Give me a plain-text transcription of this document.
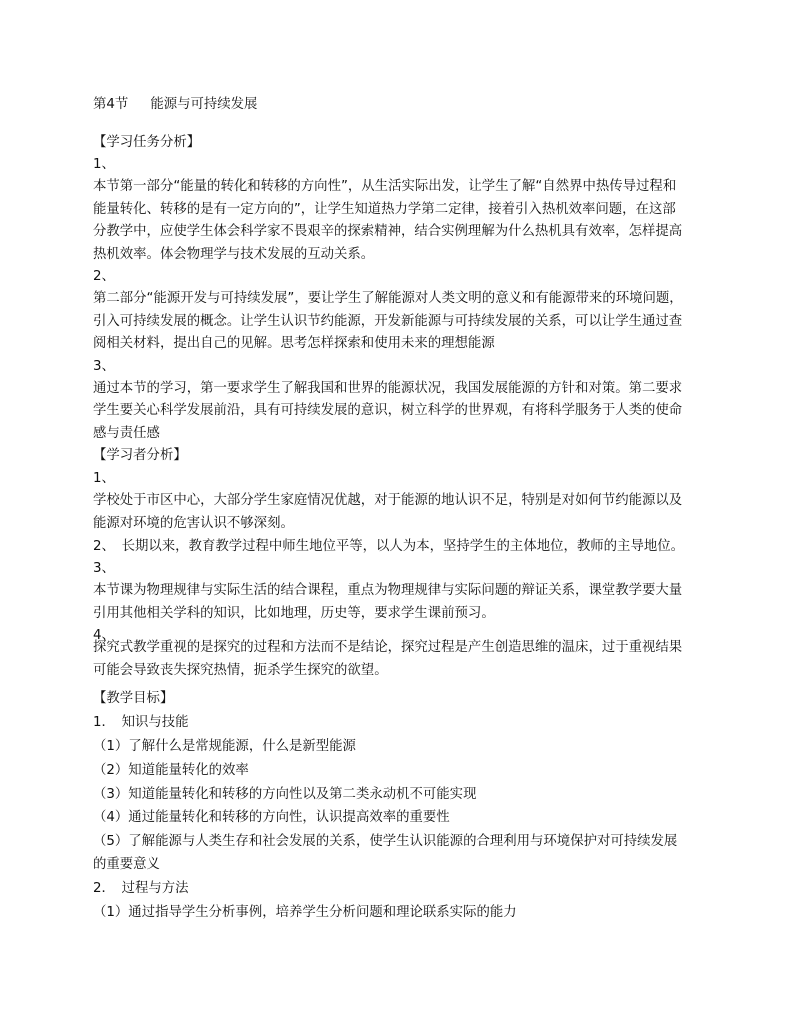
第4节 能源与可持续发展
【学习任务分析】
1、
本节第一部分“能量的转化和转移的方向性”，从生活实际出发，让学生了解“自然界中热传导过程和
能量转化、转移的是有一定方向的”，让学生知道热力学第二定律，接着引入热机效率问题，在这部
分教学中，应使学生体会科学家不畏艰辛的探索精神，结合实例理解为什么热机具有效率，怎样提高
热机效率。体会物理学与技术发展的互动关系。
2、
第二部分“能源开发与可持续发展”，要让学生了解能源对人类文明的意义和有能源带来的环境问题，
引入可持续发展的概念。让学生认识节约能源，开发新能源与可持续发展的关系，可以让学生通过查
阅相关材料，提出自己的见解。思考怎样探索和使用未来的理想能源
3、
通过本节的学习，第一要求学生了解我国和世界的能源状况，我国发展能源的方针和对策。第二要求
学生要关心科学发展前沿，具有可持续发展的意识，树立科学的世界观，有将科学服务于人类的使命
感与责任感
【学习者分析】
1、
学校处于市区中心，大部分学生家庭情况优越，对于能源的地认识不足，特别是对如何节约能源以及
能源对环境的危害认识不够深刻。
2、　长期以来，教育教学过程中师生地位平等，以人为本，坚持学生的主体地位，教师的主导地位。
3、
本节课为物理规律与实际生活的结合课程，重点为物理规律与实际问题的辩证关系，课堂教学要大量
引用其他相关学科的知识，比如地理，历史等，要求学生课前预习。
4、
探究式教学重视的是探究的过程和方法而不是结论，探究过程是产生创造思维的温床，过于重视结果
可能会导致丧失探究热情，扼杀学生探究的欲望。
【教学目标】
1．　知识与技能
（1）了解什么是常规能源，什么是新型能源
（2）知道能量转化的效率
（3）知道能量转化和转移的方向性以及第二类永动机不可能实现
（4）通过能量转化和转移的方向性，认识提高效率的重要性
（5）了解能源与人类生存和社会发展的关系，使学生认识能源的合理利用与环境保护对可持续发展
的重要意义
2．　过程与方法
（1）通过指导学生分析事例，培养学生分析问题和理论联系实际的能力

Exercise brief
Print all of the records shown above exactly, leaving out each picture.

Task output
Give me a plain-text transcription of this document.
第4节 能源与可持续发展
【学习任务分析】
1、
本节第一部分“能量的转化和转移的方向性”，从生活实际出发，让学生了解“自然界中热传导过程和
能量转化、转移的是有一定方向的”，让学生知道热力学第二定律，接着引入热机效率问题，在这部
分教学中，应使学生体会科学家不畏艰辛的探索精神，结合实例理解为什么热机具有效率，怎样提高
热机效率。体会物理学与技术发展的互动关系。
2、
第二部分“能源开发与可持续发展”，要让学生了解能源对人类文明的意义和有能源带来的环境问题，
引入可持续发展的概念。让学生认识节约能源，开发新能源与可持续发展的关系，可以让学生通过查
阅相关材料，提出自己的见解。思考怎样探索和使用未来的理想能源
3、
通过本节的学习，第一要求学生了解我国和世界的能源状况，我国发展能源的方针和对策。第二要求
学生要关心科学发展前沿，具有可持续发展的意识，树立科学的世界观，有将科学服务于人类的使命
感与责任感
【学习者分析】
1、
学校处于市区中心，大部分学生家庭情况优越，对于能源的地认识不足，特别是对如何节约能源以及
能源对环境的危害认识不够深刻。
2、　长期以来，教育教学过程中师生地位平等，以人为本，坚持学生的主体地位，教师的主导地位。
3、
本节课为物理规律与实际生活的结合课程，重点为物理规律与实际问题的辩证关系，课堂教学要大量
引用其他相关学科的知识，比如地理，历史等，要求学生课前预习。
4、
探究式教学重视的是探究的过程和方法而不是结论，探究过程是产生创造思维的温床，过于重视结果
可能会导致丧失探究热情，扼杀学生探究的欲望。
【教学目标】
1．　知识与技能
（1）了解什么是常规能源，什么是新型能源
（2）知道能量转化的效率
（3）知道能量转化和转移的方向性以及第二类永动机不可能实现
（4）通过能量转化和转移的方向性，认识提高效率的重要性
（5）了解能源与人类生存和社会发展的关系，使学生认识能源的合理利用与环境保护对可持续发展
的重要意义
2．　过程与方法
（1）通过指导学生分析事例，培养学生分析问题和理论联系实际的能力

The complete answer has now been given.